## What is being asked:
Return the count of lines that hold the string "true", with no other words.

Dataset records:
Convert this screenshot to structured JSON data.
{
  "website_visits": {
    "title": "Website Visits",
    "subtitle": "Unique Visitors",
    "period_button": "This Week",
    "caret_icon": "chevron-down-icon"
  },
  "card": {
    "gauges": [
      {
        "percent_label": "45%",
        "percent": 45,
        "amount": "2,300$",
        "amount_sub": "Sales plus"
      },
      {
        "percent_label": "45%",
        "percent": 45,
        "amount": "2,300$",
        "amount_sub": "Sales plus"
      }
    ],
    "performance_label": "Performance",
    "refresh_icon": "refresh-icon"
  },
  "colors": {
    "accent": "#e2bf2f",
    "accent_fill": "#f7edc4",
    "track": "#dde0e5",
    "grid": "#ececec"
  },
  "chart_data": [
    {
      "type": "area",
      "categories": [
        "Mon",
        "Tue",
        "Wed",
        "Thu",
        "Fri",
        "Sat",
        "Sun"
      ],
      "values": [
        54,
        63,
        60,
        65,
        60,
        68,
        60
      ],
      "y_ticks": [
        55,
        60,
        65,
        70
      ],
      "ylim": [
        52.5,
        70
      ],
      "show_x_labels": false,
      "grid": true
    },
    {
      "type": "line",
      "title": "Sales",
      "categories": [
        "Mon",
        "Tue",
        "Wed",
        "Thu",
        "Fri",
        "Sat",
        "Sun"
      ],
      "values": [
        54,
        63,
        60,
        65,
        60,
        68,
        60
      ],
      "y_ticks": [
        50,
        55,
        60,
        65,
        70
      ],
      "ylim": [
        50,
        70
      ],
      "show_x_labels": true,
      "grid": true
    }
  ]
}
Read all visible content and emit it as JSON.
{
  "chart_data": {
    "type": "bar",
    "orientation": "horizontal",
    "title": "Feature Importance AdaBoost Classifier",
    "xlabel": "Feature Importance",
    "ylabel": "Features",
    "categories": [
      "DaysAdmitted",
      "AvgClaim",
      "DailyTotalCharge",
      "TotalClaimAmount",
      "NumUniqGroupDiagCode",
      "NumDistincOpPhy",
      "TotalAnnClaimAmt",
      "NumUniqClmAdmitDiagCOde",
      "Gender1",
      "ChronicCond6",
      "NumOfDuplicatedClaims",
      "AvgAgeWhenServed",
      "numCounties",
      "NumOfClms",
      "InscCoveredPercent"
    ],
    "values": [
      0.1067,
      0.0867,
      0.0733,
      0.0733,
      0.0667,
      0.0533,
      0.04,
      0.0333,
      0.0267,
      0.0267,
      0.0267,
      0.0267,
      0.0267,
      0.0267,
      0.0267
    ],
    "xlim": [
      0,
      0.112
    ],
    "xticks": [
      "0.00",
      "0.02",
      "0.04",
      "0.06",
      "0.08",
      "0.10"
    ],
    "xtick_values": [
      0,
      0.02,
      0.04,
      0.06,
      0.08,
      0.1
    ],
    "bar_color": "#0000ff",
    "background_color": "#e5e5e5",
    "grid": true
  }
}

## In response:
4